**SHORT PROBLEM**
Copy out the listing that follows, exact in every word, and skip the images.
[Begin]
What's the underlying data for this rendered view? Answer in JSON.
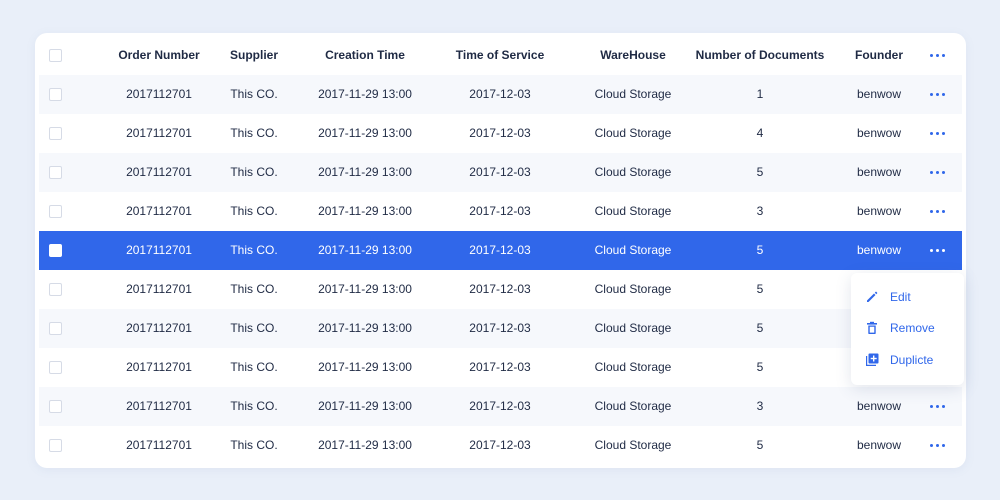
{
  "table": {
    "columns": [
      "Order Number",
      "Supplier",
      "Creation Time",
      "Time of Service",
      "WareHouse",
      "Number of Documents",
      "Founder"
    ],
    "rows": [
      [
        "2017112701",
        "This CO.",
        "2017-11-29  13:00",
        "2017-12-03",
        "Cloud Storage",
        "1",
        "benwow"
      ],
      [
        "2017112701",
        "This CO.",
        "2017-11-29  13:00",
        "2017-12-03",
        "Cloud Storage",
        "4",
        "benwow"
      ],
      [
        "2017112701",
        "This CO.",
        "2017-11-29  13:00",
        "2017-12-03",
        "Cloud Storage",
        "5",
        "benwow"
      ],
      [
        "2017112701",
        "This CO.",
        "2017-11-29  13:00",
        "2017-12-03",
        "Cloud Storage",
        "3",
        "benwow"
      ],
      [
        "2017112701",
        "This CO.",
        "2017-11-29  13:00",
        "2017-12-03",
        "Cloud Storage",
        "5",
        "benwow"
      ],
      [
        "2017112701",
        "This CO.",
        "2017-11-29  13:00",
        "2017-12-03",
        "Cloud Storage",
        "5",
        ""
      ],
      [
        "2017112701",
        "This CO.",
        "2017-11-29  13:00",
        "2017-12-03",
        "Cloud Storage",
        "5",
        ""
      ],
      [
        "2017112701",
        "This CO.",
        "2017-11-29  13:00",
        "2017-12-03",
        "Cloud Storage",
        "5",
        ""
      ],
      [
        "2017112701",
        "This CO.",
        "2017-11-29  13:00",
        "2017-12-03",
        "Cloud Storage",
        "3",
        "benwow"
      ],
      [
        "2017112701",
        "This CO.",
        "2017-11-29  13:00",
        "2017-12-03",
        "Cloud Storage",
        "5",
        "benwow"
      ]
    ],
    "selected_row": 4,
    "more_icon": "more-horizontal-icon"
  },
  "context_menu": {
    "items": [
      {
        "label": "Edit",
        "icon": "pencil-icon"
      },
      {
        "label": "Remove",
        "icon": "trash-icon"
      },
      {
        "label": "Duplicte",
        "icon": "duplicate-icon"
      }
    ]
  },
  "colors": {
    "accent": "#3067ea",
    "background": "#e9eff9",
    "stripe": "#f6f8fc",
    "text": "#1f2a44"
  }
}
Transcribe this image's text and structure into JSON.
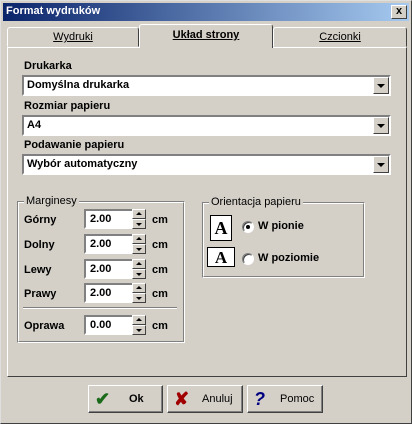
{
  "window": {
    "title": "Format wydruków",
    "close_label": "x"
  },
  "tabs": [
    {
      "label": "Wydruki"
    },
    {
      "label": "Układ strony"
    },
    {
      "label": "Czcionki"
    }
  ],
  "printer": {
    "label": "Drukarka",
    "value": "Domyślna drukarka"
  },
  "paper_size": {
    "label": "Rozmiar papieru",
    "value": "A4"
  },
  "paper_feed": {
    "label": "Podawanie papieru",
    "value": "Wybór automatyczny"
  },
  "margins": {
    "title": "Marginesy",
    "unit": "cm",
    "top": {
      "label": "Górny",
      "value": "2.00"
    },
    "bottom": {
      "label": "Dolny",
      "value": "2.00"
    },
    "left": {
      "label": "Lewy",
      "value": "2.00"
    },
    "right": {
      "label": "Prawy",
      "value": "2.00"
    },
    "binding": {
      "label": "Oprawa",
      "value": "0.00"
    }
  },
  "orientation": {
    "title": "Orientacja papieru",
    "icon_glyph": "A",
    "portrait": {
      "label": "W pionie",
      "selected": true
    },
    "landscape": {
      "label": "W poziomie",
      "selected": false
    }
  },
  "buttons": {
    "ok": {
      "label": "Ok",
      "icon": "checkmark-icon"
    },
    "cancel": {
      "label": "Anuluj",
      "icon": "x-mark-icon"
    },
    "help": {
      "label": "Pomoc",
      "icon": "question-mark-icon"
    }
  },
  "colors": {
    "titlebar_start": "#0a246a",
    "titlebar_end": "#a6caf0",
    "ok_icon": "#1a6a1a",
    "cancel_icon": "#a00000",
    "help_icon": "#000080"
  }
}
[End]
**COMPLETE ANSWER**
What's the underlying data for this rendered view? Answer in JSON.
{
  "table": {
    "columns": [
      "Order Number",
      "Supplier",
      "Creation Time",
      "Time of Service",
      "WareHouse",
      "Number of Documents",
      "Founder"
    ],
    "rows": [
      [
        "2017112701",
        "This CO.",
        "2017-11-29  13:00",
        "2017-12-03",
        "Cloud Storage",
        "1",
        "benwow"
      ],
      [
        "2017112701",
        "This CO.",
        "2017-11-29  13:00",
        "2017-12-03",
        "Cloud Storage",
        "4",
        "benwow"
      ],
      [
        "2017112701",
        "This CO.",
        "2017-11-29  13:00",
        "2017-12-03",
        "Cloud Storage",
        "5",
        "benwow"
      ],
      [
        "2017112701",
        "This CO.",
        "2017-11-29  13:00",
        "2017-12-03",
        "Cloud Storage",
        "3",
        "benwow"
      ],
      [
        "2017112701",
        "This CO.",
        "2017-11-29  13:00",
        "2017-12-03",
        "Cloud Storage",
        "5",
        "benwow"
      ],
      [
        "2017112701",
        "This CO.",
        "2017-11-29  13:00",
        "2017-12-03",
        "Cloud Storage",
        "5",
        ""
      ],
      [
        "2017112701",
        "This CO.",
        "2017-11-29  13:00",
        "2017-12-03",
        "Cloud Storage",
        "5",
        ""
      ],
      [
        "2017112701",
        "This CO.",
        "2017-11-29  13:00",
        "2017-12-03",
        "Cloud Storage",
        "5",
        ""
      ],
      [
        "2017112701",
        "This CO.",
        "2017-11-29  13:00",
        "2017-12-03",
        "Cloud Storage",
        "3",
        "benwow"
      ],
      [
        "2017112701",
        "This CO.",
        "2017-11-29  13:00",
        "2017-12-03",
        "Cloud Storage",
        "5",
        "benwow"
      ]
    ],
    "selected_row": 4,
    "more_icon": "more-horizontal-icon"
  },
  "context_menu": {
    "items": [
      {
        "label": "Edit",
        "icon": "pencil-icon"
      },
      {
        "label": "Remove",
        "icon": "trash-icon"
      },
      {
        "label": "Duplicte",
        "icon": "duplicate-icon"
      }
    ]
  },
  "colors": {
    "accent": "#3067ea",
    "background": "#e9eff9",
    "stripe": "#f6f8fc",
    "text": "#1f2a44"
  }
}
Transcribe this image's text and structure into JSON.
{
  "window": {
    "title": "Format wydruków",
    "close_label": "x"
  },
  "tabs": [
    {
      "label": "Wydruki"
    },
    {
      "label": "Układ strony"
    },
    {
      "label": "Czcionki"
    }
  ],
  "printer": {
    "label": "Drukarka",
    "value": "Domyślna drukarka"
  },
  "paper_size": {
    "label": "Rozmiar papieru",
    "value": "A4"
  },
  "paper_feed": {
    "label": "Podawanie papieru",
    "value": "Wybór automatyczny"
  },
  "margins": {
    "title": "Marginesy",
    "unit": "cm",
    "top": {
      "label": "Górny",
      "value": "2.00"
    },
    "bottom": {
      "label": "Dolny",
      "value": "2.00"
    },
    "left": {
      "label": "Lewy",
      "value": "2.00"
    },
    "right": {
      "label": "Prawy",
      "value": "2.00"
    },
    "binding": {
      "label": "Oprawa",
      "value": "0.00"
    }
  },
  "orientation": {
    "title": "Orientacja papieru",
    "icon_glyph": "A",
    "portrait": {
      "label": "W pionie",
      "selected": true
    },
    "landscape": {
      "label": "W poziomie",
      "selected": false
    }
  },
  "buttons": {
    "ok": {
      "label": "Ok",
      "icon": "checkmark-icon"
    },
    "cancel": {
      "label": "Anuluj",
      "icon": "x-mark-icon"
    },
    "help": {
      "label": "Pomoc",
      "icon": "question-mark-icon"
    }
  },
  "colors": {
    "titlebar_start": "#0a246a",
    "titlebar_end": "#a6caf0",
    "ok_icon": "#1a6a1a",
    "cancel_icon": "#a00000",
    "help_icon": "#000080"
  }
}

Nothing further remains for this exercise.